▶ What you need to do
Only lines with the word "Cells" are needed; collect each of them from the listing below.
== Data for this exercise ==
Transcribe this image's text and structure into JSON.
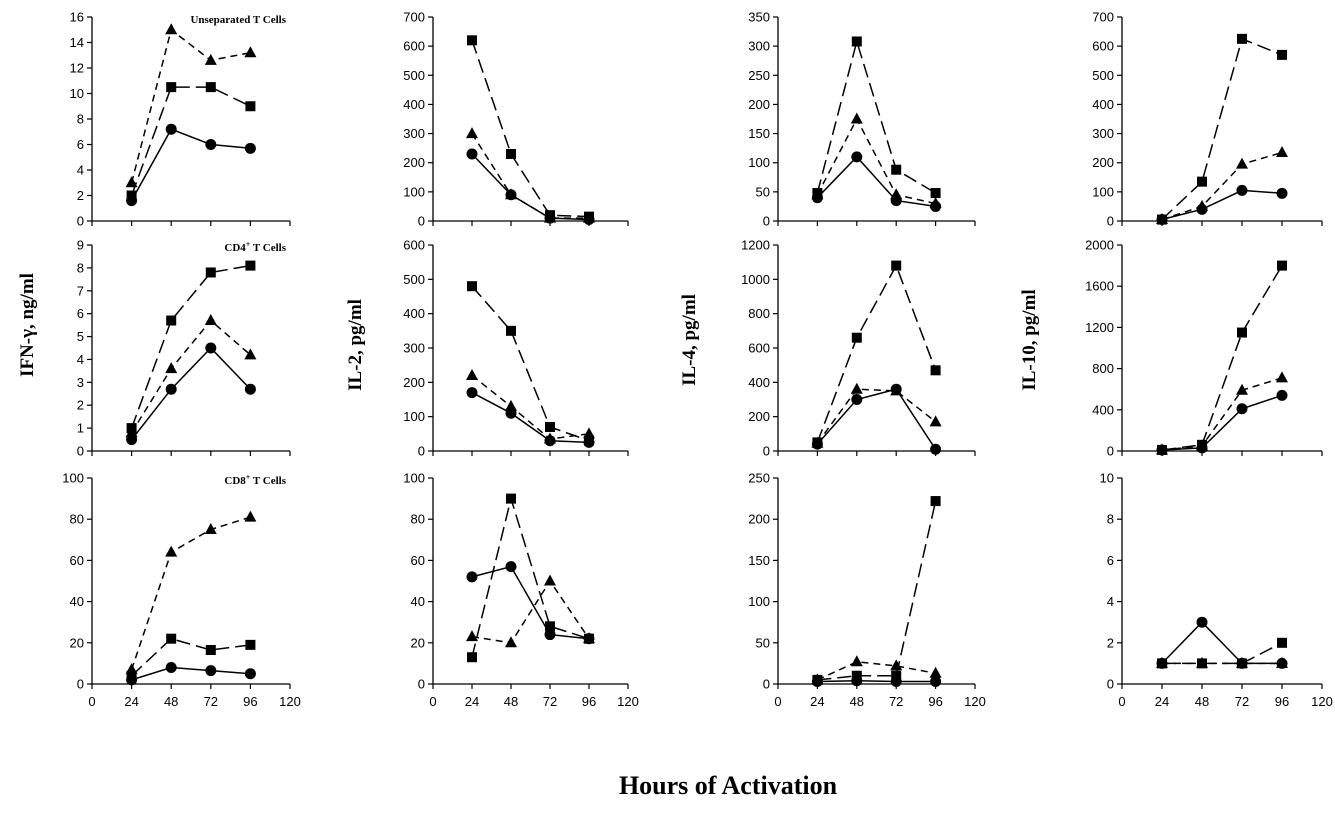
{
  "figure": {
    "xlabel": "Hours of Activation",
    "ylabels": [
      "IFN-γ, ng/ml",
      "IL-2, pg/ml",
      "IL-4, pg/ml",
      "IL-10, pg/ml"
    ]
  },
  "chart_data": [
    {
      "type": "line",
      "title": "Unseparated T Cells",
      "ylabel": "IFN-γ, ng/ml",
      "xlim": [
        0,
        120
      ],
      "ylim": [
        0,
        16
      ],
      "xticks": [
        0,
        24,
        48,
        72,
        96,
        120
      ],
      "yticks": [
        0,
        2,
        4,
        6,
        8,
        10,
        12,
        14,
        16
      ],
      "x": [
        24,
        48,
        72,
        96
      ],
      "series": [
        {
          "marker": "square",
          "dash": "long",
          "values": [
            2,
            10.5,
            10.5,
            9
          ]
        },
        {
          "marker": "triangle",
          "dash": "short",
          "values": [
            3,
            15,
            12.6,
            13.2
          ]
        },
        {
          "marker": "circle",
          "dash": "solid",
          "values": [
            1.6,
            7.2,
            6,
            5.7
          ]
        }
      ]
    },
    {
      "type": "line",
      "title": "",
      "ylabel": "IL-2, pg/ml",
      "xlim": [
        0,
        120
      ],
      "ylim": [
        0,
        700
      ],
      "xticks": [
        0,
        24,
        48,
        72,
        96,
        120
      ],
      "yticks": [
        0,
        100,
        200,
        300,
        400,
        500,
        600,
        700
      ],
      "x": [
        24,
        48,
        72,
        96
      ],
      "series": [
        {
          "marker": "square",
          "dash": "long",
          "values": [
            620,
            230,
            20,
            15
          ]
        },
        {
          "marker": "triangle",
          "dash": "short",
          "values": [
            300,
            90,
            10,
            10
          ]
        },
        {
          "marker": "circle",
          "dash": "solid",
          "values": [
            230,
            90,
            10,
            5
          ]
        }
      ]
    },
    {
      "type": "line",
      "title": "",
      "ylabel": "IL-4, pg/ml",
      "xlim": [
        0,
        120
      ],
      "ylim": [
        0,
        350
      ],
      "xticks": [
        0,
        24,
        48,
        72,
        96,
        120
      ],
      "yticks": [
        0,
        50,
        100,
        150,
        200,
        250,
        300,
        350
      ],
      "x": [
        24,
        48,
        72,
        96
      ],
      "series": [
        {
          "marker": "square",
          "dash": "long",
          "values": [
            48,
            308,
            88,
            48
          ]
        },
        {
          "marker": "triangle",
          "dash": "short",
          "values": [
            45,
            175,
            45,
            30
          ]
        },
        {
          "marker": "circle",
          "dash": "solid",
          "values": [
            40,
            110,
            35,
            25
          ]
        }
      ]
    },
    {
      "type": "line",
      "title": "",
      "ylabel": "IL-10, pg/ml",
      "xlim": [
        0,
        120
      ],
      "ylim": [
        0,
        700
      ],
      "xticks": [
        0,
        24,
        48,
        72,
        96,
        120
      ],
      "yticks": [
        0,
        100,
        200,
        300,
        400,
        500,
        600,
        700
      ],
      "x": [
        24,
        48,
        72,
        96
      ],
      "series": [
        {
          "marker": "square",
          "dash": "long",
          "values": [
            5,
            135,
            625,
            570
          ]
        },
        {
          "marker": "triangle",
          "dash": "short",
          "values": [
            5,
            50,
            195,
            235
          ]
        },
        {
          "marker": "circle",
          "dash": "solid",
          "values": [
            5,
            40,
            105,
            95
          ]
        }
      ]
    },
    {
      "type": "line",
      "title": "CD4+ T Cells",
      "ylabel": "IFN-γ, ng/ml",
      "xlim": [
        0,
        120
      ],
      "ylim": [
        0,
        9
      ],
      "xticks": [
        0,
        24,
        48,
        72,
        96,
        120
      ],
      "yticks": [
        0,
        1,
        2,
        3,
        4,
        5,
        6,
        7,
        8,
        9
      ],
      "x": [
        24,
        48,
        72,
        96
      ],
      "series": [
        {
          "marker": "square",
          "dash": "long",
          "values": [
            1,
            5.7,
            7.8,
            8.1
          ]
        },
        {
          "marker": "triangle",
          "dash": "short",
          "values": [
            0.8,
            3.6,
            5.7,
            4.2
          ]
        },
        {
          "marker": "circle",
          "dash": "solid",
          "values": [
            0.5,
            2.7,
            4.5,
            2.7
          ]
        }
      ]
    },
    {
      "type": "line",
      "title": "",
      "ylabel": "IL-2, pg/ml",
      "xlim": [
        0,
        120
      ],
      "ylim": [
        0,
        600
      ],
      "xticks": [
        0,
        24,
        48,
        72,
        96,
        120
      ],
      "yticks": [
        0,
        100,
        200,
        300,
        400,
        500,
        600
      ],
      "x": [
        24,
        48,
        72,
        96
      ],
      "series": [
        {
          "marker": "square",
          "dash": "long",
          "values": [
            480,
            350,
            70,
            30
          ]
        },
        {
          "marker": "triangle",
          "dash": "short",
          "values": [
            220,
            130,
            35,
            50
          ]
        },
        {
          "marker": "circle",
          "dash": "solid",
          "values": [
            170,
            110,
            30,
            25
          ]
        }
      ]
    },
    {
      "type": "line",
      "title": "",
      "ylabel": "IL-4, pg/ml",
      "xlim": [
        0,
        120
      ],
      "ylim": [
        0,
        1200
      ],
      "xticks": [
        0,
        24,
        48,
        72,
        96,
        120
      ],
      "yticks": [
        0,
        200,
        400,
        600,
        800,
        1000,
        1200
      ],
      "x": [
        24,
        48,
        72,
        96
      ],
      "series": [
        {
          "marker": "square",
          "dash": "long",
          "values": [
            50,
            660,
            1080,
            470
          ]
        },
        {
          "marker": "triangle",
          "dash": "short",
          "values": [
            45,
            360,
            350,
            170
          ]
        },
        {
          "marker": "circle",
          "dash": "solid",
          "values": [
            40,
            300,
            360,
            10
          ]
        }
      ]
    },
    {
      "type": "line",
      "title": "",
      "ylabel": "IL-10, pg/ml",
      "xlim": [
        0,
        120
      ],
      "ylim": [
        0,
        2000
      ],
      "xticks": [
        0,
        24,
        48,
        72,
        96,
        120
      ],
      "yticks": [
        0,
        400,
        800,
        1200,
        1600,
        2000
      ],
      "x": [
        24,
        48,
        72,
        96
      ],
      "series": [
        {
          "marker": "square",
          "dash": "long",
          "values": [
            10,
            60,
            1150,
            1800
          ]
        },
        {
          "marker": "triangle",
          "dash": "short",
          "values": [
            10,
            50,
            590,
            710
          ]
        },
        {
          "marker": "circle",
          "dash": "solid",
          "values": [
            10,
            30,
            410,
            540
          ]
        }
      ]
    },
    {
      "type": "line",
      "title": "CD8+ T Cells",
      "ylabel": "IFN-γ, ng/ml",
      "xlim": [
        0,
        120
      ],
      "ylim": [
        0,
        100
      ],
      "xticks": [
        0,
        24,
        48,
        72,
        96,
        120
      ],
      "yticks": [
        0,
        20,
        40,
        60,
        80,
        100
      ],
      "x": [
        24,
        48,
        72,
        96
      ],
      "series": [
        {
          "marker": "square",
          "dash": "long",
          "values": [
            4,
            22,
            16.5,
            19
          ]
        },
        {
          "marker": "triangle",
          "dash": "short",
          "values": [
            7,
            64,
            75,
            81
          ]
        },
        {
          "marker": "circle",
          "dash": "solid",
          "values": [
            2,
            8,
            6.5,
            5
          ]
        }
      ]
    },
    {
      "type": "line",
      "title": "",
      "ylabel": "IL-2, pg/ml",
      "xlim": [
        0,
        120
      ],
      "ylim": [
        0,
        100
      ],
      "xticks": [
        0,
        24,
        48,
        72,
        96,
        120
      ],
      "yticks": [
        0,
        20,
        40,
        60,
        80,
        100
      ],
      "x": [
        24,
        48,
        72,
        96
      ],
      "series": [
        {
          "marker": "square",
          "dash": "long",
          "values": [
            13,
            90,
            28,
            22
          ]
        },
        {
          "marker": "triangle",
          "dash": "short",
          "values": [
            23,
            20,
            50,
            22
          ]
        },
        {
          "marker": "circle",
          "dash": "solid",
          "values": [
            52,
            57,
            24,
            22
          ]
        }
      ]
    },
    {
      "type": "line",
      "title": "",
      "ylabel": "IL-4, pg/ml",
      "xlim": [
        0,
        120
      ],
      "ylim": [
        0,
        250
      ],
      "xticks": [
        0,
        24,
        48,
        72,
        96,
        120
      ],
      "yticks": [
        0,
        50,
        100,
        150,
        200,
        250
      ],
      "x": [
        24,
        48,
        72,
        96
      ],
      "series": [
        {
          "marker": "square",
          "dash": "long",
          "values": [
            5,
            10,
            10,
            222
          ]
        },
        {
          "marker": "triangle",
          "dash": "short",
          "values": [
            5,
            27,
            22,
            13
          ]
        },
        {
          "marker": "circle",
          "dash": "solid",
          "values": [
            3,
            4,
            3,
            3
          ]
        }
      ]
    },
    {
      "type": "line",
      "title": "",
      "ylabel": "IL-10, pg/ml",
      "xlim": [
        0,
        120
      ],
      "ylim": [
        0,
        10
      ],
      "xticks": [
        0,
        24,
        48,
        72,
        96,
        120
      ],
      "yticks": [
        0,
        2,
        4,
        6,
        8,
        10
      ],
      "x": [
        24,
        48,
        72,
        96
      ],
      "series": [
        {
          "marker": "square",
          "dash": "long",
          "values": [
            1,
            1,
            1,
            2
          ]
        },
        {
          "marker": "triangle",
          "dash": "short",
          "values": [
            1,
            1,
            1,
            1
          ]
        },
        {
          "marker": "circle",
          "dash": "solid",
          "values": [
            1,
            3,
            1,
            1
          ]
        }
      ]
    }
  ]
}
===
▶ Exercise output
      "title": "Unseparated T Cells",
      "title": "CD4+ T Cells",
      "title": "CD8+ T Cells",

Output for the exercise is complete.